* _Given request_
Return the listing word for word, as given.

* _Dataset_
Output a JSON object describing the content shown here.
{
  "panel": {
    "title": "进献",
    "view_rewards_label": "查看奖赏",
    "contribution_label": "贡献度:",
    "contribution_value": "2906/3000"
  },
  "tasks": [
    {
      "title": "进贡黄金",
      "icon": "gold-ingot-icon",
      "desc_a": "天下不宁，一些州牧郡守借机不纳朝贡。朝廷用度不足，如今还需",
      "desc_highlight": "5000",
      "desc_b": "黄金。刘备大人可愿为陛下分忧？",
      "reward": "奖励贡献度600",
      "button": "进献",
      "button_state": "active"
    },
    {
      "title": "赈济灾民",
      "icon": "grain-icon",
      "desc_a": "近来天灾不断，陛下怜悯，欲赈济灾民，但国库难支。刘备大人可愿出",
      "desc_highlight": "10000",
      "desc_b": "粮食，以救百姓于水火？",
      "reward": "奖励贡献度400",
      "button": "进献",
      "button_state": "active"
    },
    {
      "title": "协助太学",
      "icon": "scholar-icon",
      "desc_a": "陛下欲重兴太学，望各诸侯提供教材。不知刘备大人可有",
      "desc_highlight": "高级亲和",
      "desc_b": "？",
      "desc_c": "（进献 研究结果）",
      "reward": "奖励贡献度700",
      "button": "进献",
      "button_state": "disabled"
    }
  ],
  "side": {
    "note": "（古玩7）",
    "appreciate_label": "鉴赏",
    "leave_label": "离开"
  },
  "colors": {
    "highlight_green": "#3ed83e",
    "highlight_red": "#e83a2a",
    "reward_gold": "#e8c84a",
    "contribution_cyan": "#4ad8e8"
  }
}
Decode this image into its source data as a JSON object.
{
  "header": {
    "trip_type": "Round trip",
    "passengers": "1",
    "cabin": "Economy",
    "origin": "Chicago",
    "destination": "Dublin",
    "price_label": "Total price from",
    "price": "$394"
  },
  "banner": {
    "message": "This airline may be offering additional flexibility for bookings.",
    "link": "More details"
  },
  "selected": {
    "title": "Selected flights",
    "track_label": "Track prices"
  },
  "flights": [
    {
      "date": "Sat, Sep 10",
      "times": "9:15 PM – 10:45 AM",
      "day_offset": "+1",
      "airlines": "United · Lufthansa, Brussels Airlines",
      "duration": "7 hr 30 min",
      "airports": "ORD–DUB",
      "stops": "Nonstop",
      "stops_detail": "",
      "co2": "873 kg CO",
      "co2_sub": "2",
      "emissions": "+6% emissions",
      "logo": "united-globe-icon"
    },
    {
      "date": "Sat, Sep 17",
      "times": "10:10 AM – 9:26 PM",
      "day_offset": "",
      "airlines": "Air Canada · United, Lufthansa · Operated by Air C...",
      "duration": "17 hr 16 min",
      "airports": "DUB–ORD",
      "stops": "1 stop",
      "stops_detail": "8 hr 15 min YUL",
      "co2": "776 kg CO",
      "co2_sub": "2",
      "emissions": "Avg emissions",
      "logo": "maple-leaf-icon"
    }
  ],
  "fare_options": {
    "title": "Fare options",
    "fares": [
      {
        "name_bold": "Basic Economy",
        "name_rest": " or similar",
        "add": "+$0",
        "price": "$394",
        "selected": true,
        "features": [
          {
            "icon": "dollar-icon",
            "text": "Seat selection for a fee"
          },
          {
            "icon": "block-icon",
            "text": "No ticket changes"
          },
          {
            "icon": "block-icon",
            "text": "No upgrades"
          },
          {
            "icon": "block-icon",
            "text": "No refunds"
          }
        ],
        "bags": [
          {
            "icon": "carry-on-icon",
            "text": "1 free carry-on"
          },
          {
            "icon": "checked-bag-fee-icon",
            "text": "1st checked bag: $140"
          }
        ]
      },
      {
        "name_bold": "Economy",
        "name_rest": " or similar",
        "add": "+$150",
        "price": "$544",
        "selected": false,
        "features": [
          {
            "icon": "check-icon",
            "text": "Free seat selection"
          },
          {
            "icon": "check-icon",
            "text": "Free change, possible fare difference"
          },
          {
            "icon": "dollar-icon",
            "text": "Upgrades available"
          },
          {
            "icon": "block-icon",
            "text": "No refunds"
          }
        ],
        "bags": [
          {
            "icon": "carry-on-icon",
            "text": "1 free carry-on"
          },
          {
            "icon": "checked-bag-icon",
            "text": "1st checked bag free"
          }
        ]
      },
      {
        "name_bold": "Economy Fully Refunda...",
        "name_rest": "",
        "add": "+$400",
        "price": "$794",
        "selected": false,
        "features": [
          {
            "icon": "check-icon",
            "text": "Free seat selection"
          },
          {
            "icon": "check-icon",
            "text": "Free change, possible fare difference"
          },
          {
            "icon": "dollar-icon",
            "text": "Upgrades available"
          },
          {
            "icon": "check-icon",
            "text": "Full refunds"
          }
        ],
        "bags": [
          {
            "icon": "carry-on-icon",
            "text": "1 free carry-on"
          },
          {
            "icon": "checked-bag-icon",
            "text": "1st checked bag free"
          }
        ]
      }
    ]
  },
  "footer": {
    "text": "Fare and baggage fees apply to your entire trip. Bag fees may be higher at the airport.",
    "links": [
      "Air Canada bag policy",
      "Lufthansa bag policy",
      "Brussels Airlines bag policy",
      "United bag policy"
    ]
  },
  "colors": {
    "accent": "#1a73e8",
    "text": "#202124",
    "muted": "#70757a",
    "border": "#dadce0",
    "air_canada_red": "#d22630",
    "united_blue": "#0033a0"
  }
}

* _Result of this task_
Output a JSON object describing the content shown here.
{
  "panel": {
    "title": "进献",
    "view_rewards_label": "查看奖赏",
    "contribution_label": "贡献度:",
    "contribution_value": "2906/3000"
  },
  "tasks": [
    {
      "title": "进贡黄金",
      "icon": "gold-ingot-icon",
      "desc_a": "天下不宁，一些州牧郡守借机不纳朝贡。朝廷用度不足，如今还需",
      "desc_highlight": "5000",
      "desc_b": "黄金。刘备大人可愿为陛下分忧？",
      "reward": "奖励贡献度600",
      "button": "进献",
      "button_state": "active"
    },
    {
      "title": "赈济灾民",
      "icon": "grain-icon",
      "desc_a": "近来天灾不断，陛下怜悯，欲赈济灾民，但国库难支。刘备大人可愿出",
      "desc_highlight": "10000",
      "desc_b": "粮食，以救百姓于水火？",
      "reward": "奖励贡献度400",
      "button": "进献",
      "button_state": "active"
    },
    {
      "title": "协助太学",
      "icon": "scholar-icon",
      "desc_a": "陛下欲重兴太学，望各诸侯提供教材。不知刘备大人可有",
      "desc_highlight": "高级亲和",
      "desc_b": "？",
      "desc_c": "（进献 研究结果）",
      "reward": "奖励贡献度700",
      "button": "进献",
      "button_state": "disabled"
    }
  ],
  "side": {
    "note": "（古玩7）",
    "appreciate_label": "鉴赏",
    "leave_label": "离开"
  },
  "colors": {
    "highlight_green": "#3ed83e",
    "highlight_red": "#e83a2a",
    "reward_gold": "#e8c84a",
    "contribution_cyan": "#4ad8e8"
  }
}
Decode this image into its source data as a JSON object.
{
  "header": {
    "trip_type": "Round trip",
    "passengers": "1",
    "cabin": "Economy",
    "origin": "Chicago",
    "destination": "Dublin",
    "price_label": "Total price from",
    "price": "$394"
  },
  "banner": {
    "message": "This airline may be offering additional flexibility for bookings.",
    "link": "More details"
  },
  "selected": {
    "title": "Selected flights",
    "track_label": "Track prices"
  },
  "flights": [
    {
      "date": "Sat, Sep 10",
      "times": "9:15 PM – 10:45 AM",
      "day_offset": "+1",
      "airlines": "United · Lufthansa, Brussels Airlines",
      "duration": "7 hr 30 min",
      "airports": "ORD–DUB",
      "stops": "Nonstop",
      "stops_detail": "",
      "co2": "873 kg CO",
      "co2_sub": "2",
      "emissions": "+6% emissions",
      "logo": "united-globe-icon"
    },
    {
      "date": "Sat, Sep 17",
      "times": "10:10 AM – 9:26 PM",
      "day_offset": "",
      "airlines": "Air Canada · United, Lufthansa · Operated by Air C...",
      "duration": "17 hr 16 min",
      "airports": "DUB–ORD",
      "stops": "1 stop",
      "stops_detail": "8 hr 15 min YUL",
      "co2": "776 kg CO",
      "co2_sub": "2",
      "emissions": "Avg emissions",
      "logo": "maple-leaf-icon"
    }
  ],
  "fare_options": {
    "title": "Fare options",
    "fares": [
      {
        "name_bold": "Basic Economy",
        "name_rest": " or similar",
        "add": "+$0",
        "price": "$394",
        "selected": true,
        "features": [
          {
            "icon": "dollar-icon",
            "text": "Seat selection for a fee"
          },
          {
            "icon": "block-icon",
            "text": "No ticket changes"
          },
          {
            "icon": "block-icon",
            "text": "No upgrades"
          },
          {
            "icon": "block-icon",
            "text": "No refunds"
          }
        ],
        "bags": [
          {
            "icon": "carry-on-icon",
            "text": "1 free carry-on"
          },
          {
            "icon": "checked-bag-fee-icon",
            "text": "1st checked bag: $140"
          }
        ]
      },
      {
        "name_bold": "Economy",
        "name_rest": " or similar",
        "add": "+$150",
        "price": "$544",
        "selected": false,
        "features": [
          {
            "icon": "check-icon",
            "text": "Free seat selection"
          },
          {
            "icon": "check-icon",
            "text": "Free change, possible fare difference"
          },
          {
            "icon": "dollar-icon",
            "text": "Upgrades available"
          },
          {
            "icon": "block-icon",
            "text": "No refunds"
          }
        ],
        "bags": [
          {
            "icon": "carry-on-icon",
            "text": "1 free carry-on"
          },
          {
            "icon": "checked-bag-icon",
            "text": "1st checked bag free"
          }
        ]
      },
      {
        "name_bold": "Economy Fully Refunda...",
        "name_rest": "",
        "add": "+$400",
        "price": "$794",
        "selected": false,
        "features": [
          {
            "icon": "check-icon",
            "text": "Free seat selection"
          },
          {
            "icon": "check-icon",
            "text": "Free change, possible fare difference"
          },
          {
            "icon": "dollar-icon",
            "text": "Upgrades available"
          },
          {
            "icon": "check-icon",
            "text": "Full refunds"
          }
        ],
        "bags": [
          {
            "icon": "carry-on-icon",
            "text": "1 free carry-on"
          },
          {
            "icon": "checked-bag-icon",
            "text": "1st checked bag free"
          }
        ]
      }
    ]
  },
  "footer": {
    "text": "Fare and baggage fees apply to your entire trip. Bag fees may be higher at the airport.",
    "links": [
      "Air Canada bag policy",
      "Lufthansa bag policy",
      "Brussels Airlines bag policy",
      "United bag policy"
    ]
  },
  "colors": {
    "accent": "#1a73e8",
    "text": "#202124",
    "muted": "#70757a",
    "border": "#dadce0",
    "air_canada_red": "#d22630",
    "united_blue": "#0033a0"
  }
}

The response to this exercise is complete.